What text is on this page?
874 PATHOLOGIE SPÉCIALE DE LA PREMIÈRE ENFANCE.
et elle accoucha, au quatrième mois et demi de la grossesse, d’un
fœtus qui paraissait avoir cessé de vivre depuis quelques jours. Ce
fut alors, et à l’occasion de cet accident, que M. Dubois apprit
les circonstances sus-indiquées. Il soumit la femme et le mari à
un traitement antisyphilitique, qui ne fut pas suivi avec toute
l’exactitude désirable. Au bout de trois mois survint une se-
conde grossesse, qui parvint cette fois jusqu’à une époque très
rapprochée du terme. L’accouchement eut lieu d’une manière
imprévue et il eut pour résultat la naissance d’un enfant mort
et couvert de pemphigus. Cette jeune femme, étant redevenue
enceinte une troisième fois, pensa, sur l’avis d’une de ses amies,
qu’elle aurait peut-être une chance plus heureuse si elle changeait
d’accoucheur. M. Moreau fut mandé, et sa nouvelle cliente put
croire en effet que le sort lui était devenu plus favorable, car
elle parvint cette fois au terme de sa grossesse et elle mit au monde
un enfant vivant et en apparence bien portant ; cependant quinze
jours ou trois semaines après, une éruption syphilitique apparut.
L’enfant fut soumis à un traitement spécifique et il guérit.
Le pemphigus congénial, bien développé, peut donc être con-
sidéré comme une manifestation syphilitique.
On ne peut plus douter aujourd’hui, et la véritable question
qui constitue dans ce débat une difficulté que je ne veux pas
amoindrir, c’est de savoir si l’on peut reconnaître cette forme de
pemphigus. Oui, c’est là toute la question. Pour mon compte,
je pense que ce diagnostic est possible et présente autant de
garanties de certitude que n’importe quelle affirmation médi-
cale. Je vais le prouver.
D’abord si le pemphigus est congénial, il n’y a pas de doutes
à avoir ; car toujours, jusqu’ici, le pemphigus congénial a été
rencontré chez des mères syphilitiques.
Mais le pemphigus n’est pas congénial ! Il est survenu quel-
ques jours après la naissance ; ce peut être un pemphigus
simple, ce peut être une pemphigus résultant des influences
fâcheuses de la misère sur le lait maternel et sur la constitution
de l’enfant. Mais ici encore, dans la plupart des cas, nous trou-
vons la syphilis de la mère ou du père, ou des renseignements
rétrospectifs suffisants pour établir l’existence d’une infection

==

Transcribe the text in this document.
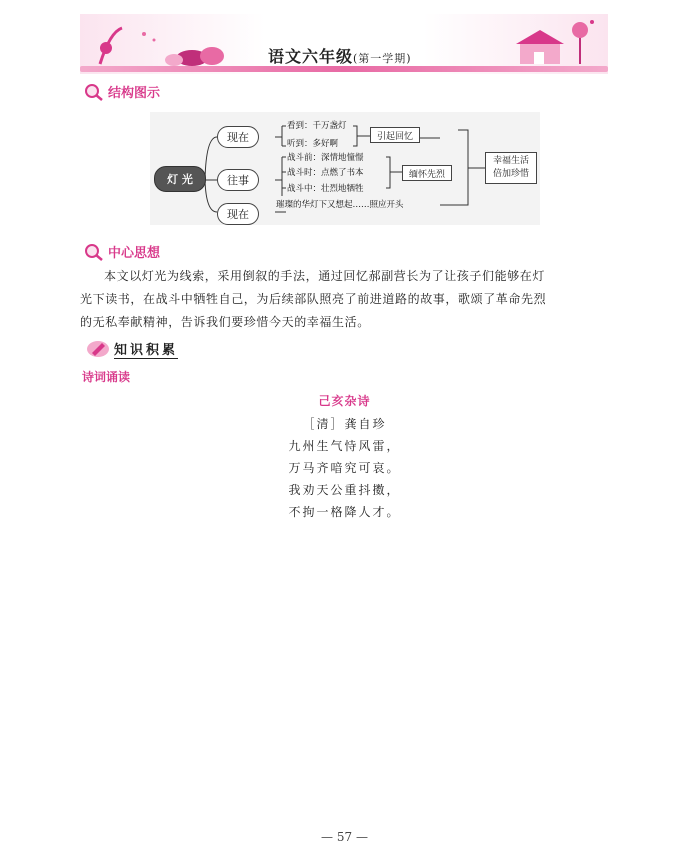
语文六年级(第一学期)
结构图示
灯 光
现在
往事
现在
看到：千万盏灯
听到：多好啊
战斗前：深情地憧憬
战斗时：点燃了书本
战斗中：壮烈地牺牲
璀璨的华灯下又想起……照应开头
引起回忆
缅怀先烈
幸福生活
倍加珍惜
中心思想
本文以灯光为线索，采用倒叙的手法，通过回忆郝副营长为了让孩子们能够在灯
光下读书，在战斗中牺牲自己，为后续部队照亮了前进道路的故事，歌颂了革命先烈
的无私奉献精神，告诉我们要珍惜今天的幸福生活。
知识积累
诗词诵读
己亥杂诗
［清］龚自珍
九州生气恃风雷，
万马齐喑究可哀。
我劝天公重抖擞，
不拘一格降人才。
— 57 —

◆ Task prompt ◆
Each line that holds the string "text" counts once; give the total and nothing else.

◆ Exercise output ◆
2